- _Do this_
Repeat everything in the material exactly.

── Records ──

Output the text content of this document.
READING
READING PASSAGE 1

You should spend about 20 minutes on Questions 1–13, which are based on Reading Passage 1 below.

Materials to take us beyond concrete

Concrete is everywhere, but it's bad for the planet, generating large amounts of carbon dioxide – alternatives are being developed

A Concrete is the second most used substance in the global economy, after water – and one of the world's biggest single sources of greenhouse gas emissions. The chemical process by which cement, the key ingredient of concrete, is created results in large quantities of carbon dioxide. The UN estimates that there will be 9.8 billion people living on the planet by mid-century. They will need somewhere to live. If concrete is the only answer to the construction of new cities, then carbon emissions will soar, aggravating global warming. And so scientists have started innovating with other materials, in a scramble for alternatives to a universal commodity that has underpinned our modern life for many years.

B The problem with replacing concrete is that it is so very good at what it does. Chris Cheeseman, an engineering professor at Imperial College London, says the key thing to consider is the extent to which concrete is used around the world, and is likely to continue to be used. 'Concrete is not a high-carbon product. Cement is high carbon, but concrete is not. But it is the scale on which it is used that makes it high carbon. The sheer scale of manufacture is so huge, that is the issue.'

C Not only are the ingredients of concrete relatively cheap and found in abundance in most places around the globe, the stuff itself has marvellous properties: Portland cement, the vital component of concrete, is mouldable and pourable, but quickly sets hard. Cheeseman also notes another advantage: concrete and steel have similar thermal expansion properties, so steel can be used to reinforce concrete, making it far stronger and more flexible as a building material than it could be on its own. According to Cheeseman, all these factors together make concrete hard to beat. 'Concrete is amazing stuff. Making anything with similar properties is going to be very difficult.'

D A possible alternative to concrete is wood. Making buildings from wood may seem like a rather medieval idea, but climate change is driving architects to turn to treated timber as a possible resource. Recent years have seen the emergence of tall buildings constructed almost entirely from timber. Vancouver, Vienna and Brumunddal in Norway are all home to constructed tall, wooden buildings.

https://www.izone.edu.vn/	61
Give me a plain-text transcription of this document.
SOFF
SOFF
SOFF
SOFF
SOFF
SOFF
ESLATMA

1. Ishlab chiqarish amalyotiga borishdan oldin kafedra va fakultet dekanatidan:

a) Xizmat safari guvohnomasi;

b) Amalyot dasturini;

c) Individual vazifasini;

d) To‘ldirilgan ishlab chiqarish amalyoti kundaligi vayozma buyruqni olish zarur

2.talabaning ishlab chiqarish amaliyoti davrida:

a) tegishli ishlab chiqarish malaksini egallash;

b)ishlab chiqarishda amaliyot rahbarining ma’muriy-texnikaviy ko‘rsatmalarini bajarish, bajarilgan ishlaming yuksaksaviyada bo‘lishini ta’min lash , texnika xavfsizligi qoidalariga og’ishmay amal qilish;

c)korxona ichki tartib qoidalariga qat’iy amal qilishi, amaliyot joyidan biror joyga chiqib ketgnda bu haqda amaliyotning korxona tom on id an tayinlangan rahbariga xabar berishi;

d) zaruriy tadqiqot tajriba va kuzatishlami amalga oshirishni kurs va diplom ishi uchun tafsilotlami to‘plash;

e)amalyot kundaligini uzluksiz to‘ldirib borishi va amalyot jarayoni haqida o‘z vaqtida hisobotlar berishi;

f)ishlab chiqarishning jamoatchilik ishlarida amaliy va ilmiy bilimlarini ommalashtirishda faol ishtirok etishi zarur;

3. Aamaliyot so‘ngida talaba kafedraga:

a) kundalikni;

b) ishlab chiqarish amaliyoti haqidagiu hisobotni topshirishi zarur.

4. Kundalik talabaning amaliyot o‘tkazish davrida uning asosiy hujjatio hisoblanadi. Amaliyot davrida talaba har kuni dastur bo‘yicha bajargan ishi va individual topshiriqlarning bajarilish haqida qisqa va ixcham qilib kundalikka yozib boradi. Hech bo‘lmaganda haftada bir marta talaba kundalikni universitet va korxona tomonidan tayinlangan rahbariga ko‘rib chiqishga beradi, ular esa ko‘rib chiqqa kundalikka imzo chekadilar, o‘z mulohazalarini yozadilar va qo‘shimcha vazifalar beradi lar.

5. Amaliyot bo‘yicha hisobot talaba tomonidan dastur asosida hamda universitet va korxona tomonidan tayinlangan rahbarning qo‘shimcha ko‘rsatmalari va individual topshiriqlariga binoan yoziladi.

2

───

- _Solution to the exercise_
Output the text content of this document.
READING
READING PASSAGE 1

You should spend about 20 minutes on Questions 1–13, which are based on Reading Passage 1 below.

Materials to take us beyond concrete

Concrete is everywhere, but it's bad for the planet, generating large amounts of carbon dioxide – alternatives are being developed

A Concrete is the second most used substance in the global economy, after water – and one of the world's biggest single sources of greenhouse gas emissions. The chemical process by which cement, the key ingredient of concrete, is created results in large quantities of carbon dioxide. The UN estimates that there will be 9.8 billion people living on the planet by mid-century. They will need somewhere to live. If concrete is the only answer to the construction of new cities, then carbon emissions will soar, aggravating global warming. And so scientists have started innovating with other materials, in a scramble for alternatives to a universal commodity that has underpinned our modern life for many years.

B The problem with replacing concrete is that it is so very good at what it does. Chris Cheeseman, an engineering professor at Imperial College London, says the key thing to consider is the extent to which concrete is used around the world, and is likely to continue to be used. 'Concrete is not a high-carbon product. Cement is high carbon, but concrete is not. But it is the scale on which it is used that makes it high carbon. The sheer scale of manufacture is so huge, that is the issue.'

C Not only are the ingredients of concrete relatively cheap and found in abundance in most places around the globe, the stuff itself has marvellous properties: Portland cement, the vital component of concrete, is mouldable and pourable, but quickly sets hard. Cheeseman also notes another advantage: concrete and steel have similar thermal expansion properties, so steel can be used to reinforce concrete, making it far stronger and more flexible as a building material than it could be on its own. According to Cheeseman, all these factors together make concrete hard to beat. 'Concrete is amazing stuff. Making anything with similar properties is going to be very difficult.'

D A possible alternative to concrete is wood. Making buildings from wood may seem like a rather medieval idea, but climate change is driving architects to turn to treated timber as a possible resource. Recent years have seen the emergence of tall buildings constructed almost entirely from timber. Vancouver, Vienna and Brumunddal in Norway are all home to constructed tall, wooden buildings.

https://www.izone.edu.vn/	61
Give me a plain-text transcription of this document.
SOFF
SOFF
SOFF
SOFF
SOFF
SOFF
ESLATMA

1. Ishlab chiqarish amalyotiga borishdan oldin kafedra va fakultet dekanatidan:

a) Xizmat safari guvohnomasi;

b) Amalyot dasturini;

c) Individual vazifasini;

d) To‘ldirilgan ishlab chiqarish amalyoti kundaligi vayozma buyruqni olish zarur

2.talabaning ishlab chiqarish amaliyoti davrida:

a) tegishli ishlab chiqarish malaksini egallash;

b)ishlab chiqarishda amaliyot rahbarining ma’muriy-texnikaviy ko‘rsatmalarini bajarish, bajarilgan ishlaming yuksaksaviyada bo‘lishini ta’min lash , texnika xavfsizligi qoidalariga og’ishmay amal qilish;

c)korxona ichki tartib qoidalariga qat’iy amal qilishi, amaliyot joyidan biror joyga chiqib ketgnda bu haqda amaliyotning korxona tom on id an tayinlangan rahbariga xabar berishi;

d) zaruriy tadqiqot tajriba va kuzatishlami amalga oshirishni kurs va diplom ishi uchun tafsilotlami to‘plash;

e)amalyot kundaligini uzluksiz to‘ldirib borishi va amalyot jarayoni haqida o‘z vaqtida hisobotlar berishi;

f)ishlab chiqarishning jamoatchilik ishlarida amaliy va ilmiy bilimlarini ommalashtirishda faol ishtirok etishi zarur;

3. Aamaliyot so‘ngida talaba kafedraga:

a) kundalikni;

b) ishlab chiqarish amaliyoti haqidagiu hisobotni topshirishi zarur.

4. Kundalik talabaning amaliyot o‘tkazish davrida uning asosiy hujjatio hisoblanadi. Amaliyot davrida talaba har kuni dastur bo‘yicha bajargan ishi va individual topshiriqlarning bajarilish haqida qisqa va ixcham qilib kundalikka yozib boradi. Hech bo‘lmaganda haftada bir marta talaba kundalikni universitet va korxona tomonidan tayinlangan rahbariga ko‘rib chiqishga beradi, ular esa ko‘rib chiqqa kundalikka imzo chekadilar, o‘z mulohazalarini yozadilar va qo‘shimcha vazifalar beradi lar.

5. Amaliyot bo‘yicha hisobot talaba tomonidan dastur asosida hamda universitet va korxona tomonidan tayinlangan rahbarning qo‘shimcha ko‘rsatmalari va individual topshiriqlariga binoan yoziladi.

2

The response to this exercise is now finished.